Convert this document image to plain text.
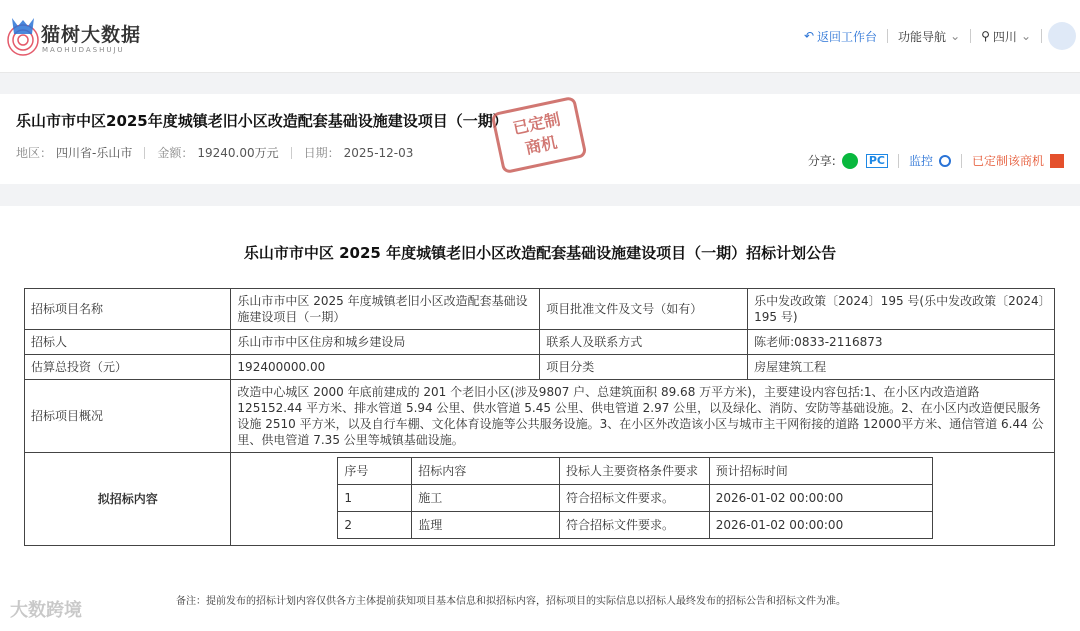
猫树大数据
MAOHUDASHUJU
↶ 返回工作台 功能导航 ⌄ ⚲ 四川 ⌄
乐山市市中区2025年度城镇老旧小区改造配套基础设施建设项目（一期） 已定制
商机
地区： 四川省-乐山市 金额： 19240.00万元 日期： 2025-12-03
分享:	PC 监控	已定制该商机
乐山市市中区 2025 年度城镇老旧小区改造配套基础设施建设项目（一期）招标计划公告
招标项目名称	乐山市市中区 2025 年度城镇老旧小区改造配套基础设施建设项目（一期）	项目批准文件及文号（如有）	乐中发改政策〔2024〕195 号(乐中发改政策〔2024〕195 号)
招标人	乐山市市中区住房和城乡建设局	联系人及联系方式	陈老师:0833-2116873
估算总投资（元）	192400000.00	项目分类	房屋建筑工程
招标项目概况	改造中心城区 2000 年底前建成的 201 个老旧小区(涉及9807 户、总建筑面积 89.68 万平方米)，主要建设内容包括:1、在小区内改造道路 125152.44 平方米、排水管道 5.94 公里、供水管道 5.45 公里、供电管道 2.97 公里，以及绿化、消防、安防等基础设施。2、在小区内改造便民服务设施 2510 平方米，以及自行车棚、文化体育设施等公共服务设施。3、在小区外改造该小区与城市主干网衔接的道路 12000平方米、通信管道 6.44 公里、供电管道 7.35 公里等城镇基础设施。
拟招标内容	
序号	招标内容	投标人主要资格条件要求	预计招标时间
1	施工	符合招标文件要求。	2026-01-02 00:00:00
2	监理	符合招标文件要求。	2026-01-02 00:00:00
备注：提前发布的招标计划内容仅供各方主体提前获知项目基本信息和拟招标内容，招标项目的实际信息以招标人最终发布的招标公告和招标文件为准。
大数跨境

### What is being asked
Gather every line from the listing above in which "符合招标文件要求" appears, and copy those lines.

### Task output
1	施工	符合招标文件要求。	2026-01-02 00:00:00
2	监理	符合招标文件要求。	2026-01-02 00:00:00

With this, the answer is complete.